** Start Supplied records **
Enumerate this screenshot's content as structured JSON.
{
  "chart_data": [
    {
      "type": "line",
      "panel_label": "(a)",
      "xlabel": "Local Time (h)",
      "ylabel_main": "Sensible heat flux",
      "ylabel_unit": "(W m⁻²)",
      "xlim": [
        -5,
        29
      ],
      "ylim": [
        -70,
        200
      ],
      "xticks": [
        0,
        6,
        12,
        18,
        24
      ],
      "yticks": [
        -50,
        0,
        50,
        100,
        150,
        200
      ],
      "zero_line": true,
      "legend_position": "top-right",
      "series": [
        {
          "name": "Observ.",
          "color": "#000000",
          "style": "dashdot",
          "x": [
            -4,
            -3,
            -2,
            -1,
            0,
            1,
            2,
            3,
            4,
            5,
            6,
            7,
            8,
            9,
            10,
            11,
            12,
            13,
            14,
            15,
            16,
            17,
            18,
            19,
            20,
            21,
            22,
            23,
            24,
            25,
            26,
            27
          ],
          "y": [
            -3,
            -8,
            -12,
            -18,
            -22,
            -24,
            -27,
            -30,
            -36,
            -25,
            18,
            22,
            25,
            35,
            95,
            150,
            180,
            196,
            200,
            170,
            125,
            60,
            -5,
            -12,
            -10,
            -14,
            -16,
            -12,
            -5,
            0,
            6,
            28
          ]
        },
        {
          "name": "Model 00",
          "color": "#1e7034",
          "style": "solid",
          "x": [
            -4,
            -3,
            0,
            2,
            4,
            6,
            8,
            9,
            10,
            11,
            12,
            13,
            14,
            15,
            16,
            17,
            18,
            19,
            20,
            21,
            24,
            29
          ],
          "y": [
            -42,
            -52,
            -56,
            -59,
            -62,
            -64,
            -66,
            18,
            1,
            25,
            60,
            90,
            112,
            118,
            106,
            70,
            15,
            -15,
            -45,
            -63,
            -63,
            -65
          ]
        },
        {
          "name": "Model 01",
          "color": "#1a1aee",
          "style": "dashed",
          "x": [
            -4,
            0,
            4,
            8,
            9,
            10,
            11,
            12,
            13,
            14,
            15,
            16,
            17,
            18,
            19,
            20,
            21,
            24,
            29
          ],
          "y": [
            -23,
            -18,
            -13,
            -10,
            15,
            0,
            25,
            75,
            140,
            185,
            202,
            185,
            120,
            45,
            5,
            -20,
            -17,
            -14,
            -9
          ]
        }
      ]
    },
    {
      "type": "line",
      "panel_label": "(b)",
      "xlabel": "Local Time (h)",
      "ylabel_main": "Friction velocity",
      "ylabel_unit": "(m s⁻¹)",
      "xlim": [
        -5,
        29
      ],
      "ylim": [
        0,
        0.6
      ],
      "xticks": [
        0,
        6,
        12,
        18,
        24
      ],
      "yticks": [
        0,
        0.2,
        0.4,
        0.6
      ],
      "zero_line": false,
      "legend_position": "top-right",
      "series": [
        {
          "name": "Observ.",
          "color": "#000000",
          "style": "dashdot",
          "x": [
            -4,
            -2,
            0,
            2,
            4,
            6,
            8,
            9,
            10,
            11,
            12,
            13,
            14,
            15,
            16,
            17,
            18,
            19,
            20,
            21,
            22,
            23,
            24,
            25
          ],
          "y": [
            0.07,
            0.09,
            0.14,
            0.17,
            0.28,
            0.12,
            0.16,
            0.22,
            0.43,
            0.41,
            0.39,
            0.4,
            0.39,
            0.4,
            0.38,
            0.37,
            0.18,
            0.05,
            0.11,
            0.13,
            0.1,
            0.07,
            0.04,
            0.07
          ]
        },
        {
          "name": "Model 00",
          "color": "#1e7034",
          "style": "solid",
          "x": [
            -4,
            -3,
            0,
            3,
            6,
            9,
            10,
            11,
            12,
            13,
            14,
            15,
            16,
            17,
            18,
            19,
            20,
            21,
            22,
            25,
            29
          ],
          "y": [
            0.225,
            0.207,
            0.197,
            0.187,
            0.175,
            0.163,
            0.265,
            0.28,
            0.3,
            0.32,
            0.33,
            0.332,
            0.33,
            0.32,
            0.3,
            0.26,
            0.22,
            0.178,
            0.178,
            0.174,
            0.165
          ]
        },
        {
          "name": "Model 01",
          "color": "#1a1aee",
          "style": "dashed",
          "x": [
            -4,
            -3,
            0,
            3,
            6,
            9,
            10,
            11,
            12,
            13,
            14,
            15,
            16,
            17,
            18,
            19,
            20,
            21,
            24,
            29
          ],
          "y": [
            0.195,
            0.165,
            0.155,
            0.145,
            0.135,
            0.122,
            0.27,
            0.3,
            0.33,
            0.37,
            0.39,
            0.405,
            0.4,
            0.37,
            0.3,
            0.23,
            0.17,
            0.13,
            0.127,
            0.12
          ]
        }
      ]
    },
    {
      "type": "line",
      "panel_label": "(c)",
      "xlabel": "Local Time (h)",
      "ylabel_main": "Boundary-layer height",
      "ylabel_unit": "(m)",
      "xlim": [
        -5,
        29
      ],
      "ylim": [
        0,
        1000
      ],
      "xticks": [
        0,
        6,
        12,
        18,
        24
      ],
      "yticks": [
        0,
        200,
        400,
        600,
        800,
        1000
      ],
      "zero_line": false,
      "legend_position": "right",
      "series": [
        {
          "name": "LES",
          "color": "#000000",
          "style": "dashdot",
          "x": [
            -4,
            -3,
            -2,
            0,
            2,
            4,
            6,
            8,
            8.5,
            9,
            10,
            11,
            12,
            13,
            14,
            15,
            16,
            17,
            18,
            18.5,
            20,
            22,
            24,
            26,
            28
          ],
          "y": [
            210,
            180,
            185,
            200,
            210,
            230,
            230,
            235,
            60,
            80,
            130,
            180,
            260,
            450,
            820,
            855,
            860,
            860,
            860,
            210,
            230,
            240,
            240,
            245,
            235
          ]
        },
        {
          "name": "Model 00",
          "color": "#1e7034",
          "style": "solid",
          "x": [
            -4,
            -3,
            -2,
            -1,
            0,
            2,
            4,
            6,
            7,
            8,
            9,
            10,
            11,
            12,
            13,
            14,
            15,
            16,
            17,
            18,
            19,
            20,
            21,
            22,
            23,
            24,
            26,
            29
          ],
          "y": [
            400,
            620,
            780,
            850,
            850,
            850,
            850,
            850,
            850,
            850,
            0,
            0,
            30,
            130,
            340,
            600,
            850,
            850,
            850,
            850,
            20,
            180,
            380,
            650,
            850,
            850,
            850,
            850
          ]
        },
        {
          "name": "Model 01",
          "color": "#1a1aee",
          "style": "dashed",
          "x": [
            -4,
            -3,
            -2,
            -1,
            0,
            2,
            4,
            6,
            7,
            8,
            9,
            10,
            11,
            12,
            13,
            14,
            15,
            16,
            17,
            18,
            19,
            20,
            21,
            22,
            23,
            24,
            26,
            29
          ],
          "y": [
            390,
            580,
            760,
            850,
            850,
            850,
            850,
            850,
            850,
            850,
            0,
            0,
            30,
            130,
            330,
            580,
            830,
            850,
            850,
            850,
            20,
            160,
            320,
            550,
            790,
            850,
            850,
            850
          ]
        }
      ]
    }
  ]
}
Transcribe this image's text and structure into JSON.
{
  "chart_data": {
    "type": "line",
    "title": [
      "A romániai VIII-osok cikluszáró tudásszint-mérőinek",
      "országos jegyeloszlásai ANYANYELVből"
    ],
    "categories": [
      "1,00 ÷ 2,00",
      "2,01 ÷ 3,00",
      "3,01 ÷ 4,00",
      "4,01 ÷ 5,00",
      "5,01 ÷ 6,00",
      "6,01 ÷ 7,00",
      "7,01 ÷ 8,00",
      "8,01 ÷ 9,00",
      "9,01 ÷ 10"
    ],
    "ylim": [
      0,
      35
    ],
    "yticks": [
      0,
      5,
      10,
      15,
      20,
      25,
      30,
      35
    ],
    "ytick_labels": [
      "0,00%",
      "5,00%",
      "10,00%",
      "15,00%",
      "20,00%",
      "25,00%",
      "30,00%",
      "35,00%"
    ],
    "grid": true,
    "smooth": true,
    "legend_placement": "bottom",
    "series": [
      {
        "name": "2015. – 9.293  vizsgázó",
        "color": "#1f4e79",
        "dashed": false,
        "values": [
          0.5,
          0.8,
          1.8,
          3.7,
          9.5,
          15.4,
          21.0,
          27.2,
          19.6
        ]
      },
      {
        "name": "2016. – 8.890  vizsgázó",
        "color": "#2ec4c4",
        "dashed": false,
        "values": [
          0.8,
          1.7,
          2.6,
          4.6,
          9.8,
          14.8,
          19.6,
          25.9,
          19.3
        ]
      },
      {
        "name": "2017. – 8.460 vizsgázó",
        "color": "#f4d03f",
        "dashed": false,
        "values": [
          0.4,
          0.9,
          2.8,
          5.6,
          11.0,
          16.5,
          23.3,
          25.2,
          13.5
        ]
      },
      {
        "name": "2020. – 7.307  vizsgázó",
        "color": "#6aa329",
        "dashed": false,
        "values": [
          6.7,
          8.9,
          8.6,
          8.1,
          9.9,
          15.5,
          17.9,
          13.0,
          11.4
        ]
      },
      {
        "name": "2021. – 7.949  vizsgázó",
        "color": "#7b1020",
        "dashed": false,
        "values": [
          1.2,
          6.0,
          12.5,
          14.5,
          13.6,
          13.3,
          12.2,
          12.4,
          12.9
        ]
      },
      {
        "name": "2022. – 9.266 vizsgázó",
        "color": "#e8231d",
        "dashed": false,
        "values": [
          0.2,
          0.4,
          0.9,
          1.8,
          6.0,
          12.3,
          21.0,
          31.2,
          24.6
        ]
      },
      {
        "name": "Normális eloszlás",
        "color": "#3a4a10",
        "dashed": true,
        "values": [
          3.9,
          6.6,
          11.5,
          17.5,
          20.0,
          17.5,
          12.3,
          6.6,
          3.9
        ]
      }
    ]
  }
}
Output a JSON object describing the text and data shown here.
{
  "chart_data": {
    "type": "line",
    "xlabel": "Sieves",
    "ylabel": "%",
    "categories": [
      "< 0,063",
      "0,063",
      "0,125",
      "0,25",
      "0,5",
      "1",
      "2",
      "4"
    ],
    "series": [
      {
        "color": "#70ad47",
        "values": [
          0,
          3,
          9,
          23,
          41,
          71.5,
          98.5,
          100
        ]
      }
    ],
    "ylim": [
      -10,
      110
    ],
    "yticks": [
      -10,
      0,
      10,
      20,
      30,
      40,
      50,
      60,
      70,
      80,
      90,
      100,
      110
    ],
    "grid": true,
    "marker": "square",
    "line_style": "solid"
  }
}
** End Supplied records **
Short exercise: Every line in the data that holds "vizsgázó" should be copied out.

Output of the exercise:
        "name": "2015. – 9.293  vizsgázó",
        "name": "2016. – 8.890  vizsgázó",
        "name": "2017. – 8.460 vizsgázó",
        "name": "2020. – 7.307  vizsgázó",
        "name": "2021. – 7.949  vizsgázó",
        "name": "2022. – 9.266 vizsgázó",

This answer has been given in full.